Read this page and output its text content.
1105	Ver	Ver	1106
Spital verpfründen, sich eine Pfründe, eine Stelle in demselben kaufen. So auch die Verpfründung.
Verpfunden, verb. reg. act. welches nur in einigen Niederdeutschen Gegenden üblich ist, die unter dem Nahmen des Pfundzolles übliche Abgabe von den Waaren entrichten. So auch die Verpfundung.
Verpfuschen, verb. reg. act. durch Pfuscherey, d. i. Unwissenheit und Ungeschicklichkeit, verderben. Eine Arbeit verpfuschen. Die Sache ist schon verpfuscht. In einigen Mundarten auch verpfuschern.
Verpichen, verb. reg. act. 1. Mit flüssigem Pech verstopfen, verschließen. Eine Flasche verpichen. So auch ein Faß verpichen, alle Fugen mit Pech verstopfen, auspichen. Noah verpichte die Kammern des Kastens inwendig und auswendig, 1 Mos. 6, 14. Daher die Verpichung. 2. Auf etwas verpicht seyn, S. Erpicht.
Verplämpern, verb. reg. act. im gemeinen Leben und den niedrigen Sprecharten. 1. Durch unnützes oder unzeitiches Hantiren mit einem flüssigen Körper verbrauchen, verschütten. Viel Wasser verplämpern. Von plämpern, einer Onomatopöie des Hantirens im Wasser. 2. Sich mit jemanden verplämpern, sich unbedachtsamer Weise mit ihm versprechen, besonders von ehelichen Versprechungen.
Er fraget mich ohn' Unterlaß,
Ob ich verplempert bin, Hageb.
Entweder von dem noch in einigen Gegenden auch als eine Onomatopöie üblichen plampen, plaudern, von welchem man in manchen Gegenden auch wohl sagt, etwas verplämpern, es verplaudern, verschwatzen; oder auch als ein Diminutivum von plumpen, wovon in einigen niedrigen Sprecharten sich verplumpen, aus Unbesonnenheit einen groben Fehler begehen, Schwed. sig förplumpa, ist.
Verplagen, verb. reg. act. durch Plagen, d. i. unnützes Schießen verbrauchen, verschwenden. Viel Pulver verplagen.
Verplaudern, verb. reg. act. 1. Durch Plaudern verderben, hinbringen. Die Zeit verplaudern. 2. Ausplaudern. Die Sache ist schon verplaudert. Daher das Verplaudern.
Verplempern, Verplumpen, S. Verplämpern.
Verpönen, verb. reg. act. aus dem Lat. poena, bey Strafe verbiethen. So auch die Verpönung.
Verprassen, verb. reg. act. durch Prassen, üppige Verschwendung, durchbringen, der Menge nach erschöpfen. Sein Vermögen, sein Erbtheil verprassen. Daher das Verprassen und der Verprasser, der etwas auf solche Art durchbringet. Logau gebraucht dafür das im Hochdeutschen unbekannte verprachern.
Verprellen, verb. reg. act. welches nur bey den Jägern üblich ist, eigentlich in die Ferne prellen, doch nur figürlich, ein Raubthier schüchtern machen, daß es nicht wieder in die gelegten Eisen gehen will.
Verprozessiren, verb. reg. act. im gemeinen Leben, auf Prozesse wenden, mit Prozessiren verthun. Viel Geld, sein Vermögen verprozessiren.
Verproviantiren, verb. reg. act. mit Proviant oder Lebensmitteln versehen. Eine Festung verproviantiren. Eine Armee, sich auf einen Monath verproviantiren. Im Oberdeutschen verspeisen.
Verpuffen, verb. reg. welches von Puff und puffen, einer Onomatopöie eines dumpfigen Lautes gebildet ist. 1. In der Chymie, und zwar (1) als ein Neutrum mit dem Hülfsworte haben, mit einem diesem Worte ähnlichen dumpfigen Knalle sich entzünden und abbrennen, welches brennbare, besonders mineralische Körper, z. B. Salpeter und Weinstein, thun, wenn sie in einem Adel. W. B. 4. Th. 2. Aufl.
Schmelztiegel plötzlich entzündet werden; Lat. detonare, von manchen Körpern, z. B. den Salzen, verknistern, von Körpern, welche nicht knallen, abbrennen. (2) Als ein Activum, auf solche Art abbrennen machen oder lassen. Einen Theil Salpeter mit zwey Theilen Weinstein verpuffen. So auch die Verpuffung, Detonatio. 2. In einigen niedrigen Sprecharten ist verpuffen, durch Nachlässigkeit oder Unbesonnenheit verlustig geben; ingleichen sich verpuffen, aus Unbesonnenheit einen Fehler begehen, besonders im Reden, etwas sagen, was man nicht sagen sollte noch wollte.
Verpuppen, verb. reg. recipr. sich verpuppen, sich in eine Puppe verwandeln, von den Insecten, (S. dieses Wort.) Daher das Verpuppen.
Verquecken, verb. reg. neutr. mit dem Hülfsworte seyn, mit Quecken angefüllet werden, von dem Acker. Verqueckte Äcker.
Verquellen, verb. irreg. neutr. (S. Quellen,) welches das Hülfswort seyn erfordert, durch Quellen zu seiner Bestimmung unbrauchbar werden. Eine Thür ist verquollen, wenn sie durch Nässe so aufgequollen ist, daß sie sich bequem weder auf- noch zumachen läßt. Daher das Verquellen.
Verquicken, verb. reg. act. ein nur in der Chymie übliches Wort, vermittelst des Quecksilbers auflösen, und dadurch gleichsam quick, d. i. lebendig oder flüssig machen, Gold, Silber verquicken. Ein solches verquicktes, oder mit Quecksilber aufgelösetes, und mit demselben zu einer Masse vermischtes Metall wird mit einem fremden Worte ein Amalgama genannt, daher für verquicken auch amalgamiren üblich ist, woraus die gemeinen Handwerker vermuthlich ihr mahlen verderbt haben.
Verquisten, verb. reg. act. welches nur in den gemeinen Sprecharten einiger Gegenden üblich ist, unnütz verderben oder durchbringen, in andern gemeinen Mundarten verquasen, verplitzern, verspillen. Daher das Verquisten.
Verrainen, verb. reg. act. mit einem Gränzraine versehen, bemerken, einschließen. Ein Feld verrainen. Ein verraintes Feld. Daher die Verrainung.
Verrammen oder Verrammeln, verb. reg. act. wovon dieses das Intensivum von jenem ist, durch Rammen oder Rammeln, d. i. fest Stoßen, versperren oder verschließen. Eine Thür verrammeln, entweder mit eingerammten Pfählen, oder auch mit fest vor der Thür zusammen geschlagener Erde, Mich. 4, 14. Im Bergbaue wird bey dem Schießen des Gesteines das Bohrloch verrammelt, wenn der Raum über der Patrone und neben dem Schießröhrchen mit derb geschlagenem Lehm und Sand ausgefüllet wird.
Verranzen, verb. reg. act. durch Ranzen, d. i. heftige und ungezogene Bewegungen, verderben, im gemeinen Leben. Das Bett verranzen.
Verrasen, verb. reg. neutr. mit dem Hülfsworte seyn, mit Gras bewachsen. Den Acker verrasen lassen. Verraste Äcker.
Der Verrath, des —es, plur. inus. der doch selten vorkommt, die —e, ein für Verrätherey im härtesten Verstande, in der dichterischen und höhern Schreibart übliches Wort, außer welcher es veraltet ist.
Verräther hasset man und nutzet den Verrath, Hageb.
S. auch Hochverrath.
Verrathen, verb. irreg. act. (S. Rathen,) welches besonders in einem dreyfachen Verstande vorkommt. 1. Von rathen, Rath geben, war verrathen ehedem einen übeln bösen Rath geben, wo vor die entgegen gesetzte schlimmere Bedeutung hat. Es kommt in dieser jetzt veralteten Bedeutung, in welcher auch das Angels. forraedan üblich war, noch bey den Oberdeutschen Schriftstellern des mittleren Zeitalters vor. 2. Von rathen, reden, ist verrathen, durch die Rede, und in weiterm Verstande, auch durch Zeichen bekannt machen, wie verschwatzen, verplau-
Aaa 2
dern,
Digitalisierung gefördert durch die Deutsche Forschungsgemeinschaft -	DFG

Work to do: Reproduce the listing in full. Keep it exactly as written.

Expected output:
Read this page and output its text content.
1105	Ver	Ver	1106
Spital verpfründen, sich eine Pfründe, eine Stelle in demselben kaufen. So auch die Verpfründung.
Verpfunden, verb. reg. act. welches nur in einigen Niederdeutschen Gegenden üblich ist, die unter dem Nahmen des Pfundzolles übliche Abgabe von den Waaren entrichten. So auch die Verpfundung.
Verpfuschen, verb. reg. act. durch Pfuscherey, d. i. Unwissenheit und Ungeschicklichkeit, verderben. Eine Arbeit verpfuschen. Die Sache ist schon verpfuscht. In einigen Mundarten auch verpfuschern.
Verpichen, verb. reg. act. 1. Mit flüssigem Pech verstopfen, verschließen. Eine Flasche verpichen. So auch ein Faß verpichen, alle Fugen mit Pech verstopfen, auspichen. Noah verpichte die Kammern des Kastens inwendig und auswendig, 1 Mos. 6, 14. Daher die Verpichung. 2. Auf etwas verpicht seyn, S. Erpicht.
Verplämpern, verb. reg. act. im gemeinen Leben und den niedrigen Sprecharten. 1. Durch unnützes oder unzeitiches Hantiren mit einem flüssigen Körper verbrauchen, verschütten. Viel Wasser verplämpern. Von plämpern, einer Onomatopöie des Hantirens im Wasser. 2. Sich mit jemanden verplämpern, sich unbedachtsamer Weise mit ihm versprechen, besonders von ehelichen Versprechungen.
Er fraget mich ohn' Unterlaß,
Ob ich verplempert bin, Hageb.
Entweder von dem noch in einigen Gegenden auch als eine Onomatopöie üblichen plampen, plaudern, von welchem man in manchen Gegenden auch wohl sagt, etwas verplämpern, es verplaudern, verschwatzen; oder auch als ein Diminutivum von plumpen, wovon in einigen niedrigen Sprecharten sich verplumpen, aus Unbesonnenheit einen groben Fehler begehen, Schwed. sig förplumpa, ist.
Verplagen, verb. reg. act. durch Plagen, d. i. unnützes Schießen verbrauchen, verschwenden. Viel Pulver verplagen.
Verplaudern, verb. reg. act. 1. Durch Plaudern verderben, hinbringen. Die Zeit verplaudern. 2. Ausplaudern. Die Sache ist schon verplaudert. Daher das Verplaudern.
Verplempern, Verplumpen, S. Verplämpern.
Verpönen, verb. reg. act. aus dem Lat. poena, bey Strafe verbiethen. So auch die Verpönung.
Verprassen, verb. reg. act. durch Prassen, üppige Verschwendung, durchbringen, der Menge nach erschöpfen. Sein Vermögen, sein Erbtheil verprassen. Daher das Verprassen und der Verprasser, der etwas auf solche Art durchbringet. Logau gebraucht dafür das im Hochdeutschen unbekannte verprachern.
Verprellen, verb. reg. act. welches nur bey den Jägern üblich ist, eigentlich in die Ferne prellen, doch nur figürlich, ein Raubthier schüchtern machen, daß es nicht wieder in die gelegten Eisen gehen will.
Verprozessiren, verb. reg. act. im gemeinen Leben, auf Prozesse wenden, mit Prozessiren verthun. Viel Geld, sein Vermögen verprozessiren.
Verproviantiren, verb. reg. act. mit Proviant oder Lebensmitteln versehen. Eine Festung verproviantiren. Eine Armee, sich auf einen Monath verproviantiren. Im Oberdeutschen verspeisen.
Verpuffen, verb. reg. welches von Puff und puffen, einer Onomatopöie eines dumpfigen Lautes gebildet ist. 1. In der Chymie, und zwar (1) als ein Neutrum mit dem Hülfsworte haben, mit einem diesem Worte ähnlichen dumpfigen Knalle sich entzünden und abbrennen, welches brennbare, besonders mineralische Körper, z. B. Salpeter und Weinstein, thun, wenn sie in einem Adel. W. B. 4. Th. 2. Aufl.
Schmelztiegel plötzlich entzündet werden; Lat. detonare, von manchen Körpern, z. B. den Salzen, verknistern, von Körpern, welche nicht knallen, abbrennen. (2) Als ein Activum, auf solche Art abbrennen machen oder lassen. Einen Theil Salpeter mit zwey Theilen Weinstein verpuffen. So auch die Verpuffung, Detonatio. 2. In einigen niedrigen Sprecharten ist verpuffen, durch Nachlässigkeit oder Unbesonnenheit verlustig geben; ingleichen sich verpuffen, aus Unbesonnenheit einen Fehler begehen, besonders im Reden, etwas sagen, was man nicht sagen sollte noch wollte.
Verpuppen, verb. reg. recipr. sich verpuppen, sich in eine Puppe verwandeln, von den Insecten, (S. dieses Wort.) Daher das Verpuppen.
Verquecken, verb. reg. neutr. mit dem Hülfsworte seyn, mit Quecken angefüllet werden, von dem Acker. Verqueckte Äcker.
Verquellen, verb. irreg. neutr. (S. Quellen,) welches das Hülfswort seyn erfordert, durch Quellen zu seiner Bestimmung unbrauchbar werden. Eine Thür ist verquollen, wenn sie durch Nässe so aufgequollen ist, daß sie sich bequem weder auf- noch zumachen läßt. Daher das Verquellen.
Verquicken, verb. reg. act. ein nur in der Chymie übliches Wort, vermittelst des Quecksilbers auflösen, und dadurch gleichsam quick, d. i. lebendig oder flüssig machen, Gold, Silber verquicken. Ein solches verquicktes, oder mit Quecksilber aufgelösetes, und mit demselben zu einer Masse vermischtes Metall wird mit einem fremden Worte ein Amalgama genannt, daher für verquicken auch amalgamiren üblich ist, woraus die gemeinen Handwerker vermuthlich ihr mahlen verderbt haben.
Verquisten, verb. reg. act. welches nur in den gemeinen Sprecharten einiger Gegenden üblich ist, unnütz verderben oder durchbringen, in andern gemeinen Mundarten verquasen, verplitzern, verspillen. Daher das Verquisten.
Verrainen, verb. reg. act. mit einem Gränzraine versehen, bemerken, einschließen. Ein Feld verrainen. Ein verraintes Feld. Daher die Verrainung.
Verrammen oder Verrammeln, verb. reg. act. wovon dieses das Intensivum von jenem ist, durch Rammen oder Rammeln, d. i. fest Stoßen, versperren oder verschließen. Eine Thür verrammeln, entweder mit eingerammten Pfählen, oder auch mit fest vor der Thür zusammen geschlagener Erde, Mich. 4, 14. Im Bergbaue wird bey dem Schießen des Gesteines das Bohrloch verrammelt, wenn der Raum über der Patrone und neben dem Schießröhrchen mit derb geschlagenem Lehm und Sand ausgefüllet wird.
Verranzen, verb. reg. act. durch Ranzen, d. i. heftige und ungezogene Bewegungen, verderben, im gemeinen Leben. Das Bett verranzen.
Verrasen, verb. reg. neutr. mit dem Hülfsworte seyn, mit Gras bewachsen. Den Acker verrasen lassen. Verraste Äcker.
Der Verrath, des —es, plur. inus. der doch selten vorkommt, die —e, ein für Verrätherey im härtesten Verstande, in der dichterischen und höhern Schreibart übliches Wort, außer welcher es veraltet ist.
Verräther hasset man und nutzet den Verrath, Hageb.
S. auch Hochverrath.
Verrathen, verb. irreg. act. (S. Rathen,) welches besonders in einem dreyfachen Verstande vorkommt. 1. Von rathen, Rath geben, war verrathen ehedem einen übeln bösen Rath geben, wo vor die entgegen gesetzte schlimmere Bedeutung hat. Es kommt in dieser jetzt veralteten Bedeutung, in welcher auch das Angels. forraedan üblich war, noch bey den Oberdeutschen Schriftstellern des mittleren Zeitalters vor. 2. Von rathen, reden, ist verrathen, durch die Rede, und in weiterm Verstande, auch durch Zeichen bekannt machen, wie verschwatzen, verplau-
Aaa 2
dern,
Digitalisierung gefördert durch die Deutsche Forschungsgemeinschaft -	DFG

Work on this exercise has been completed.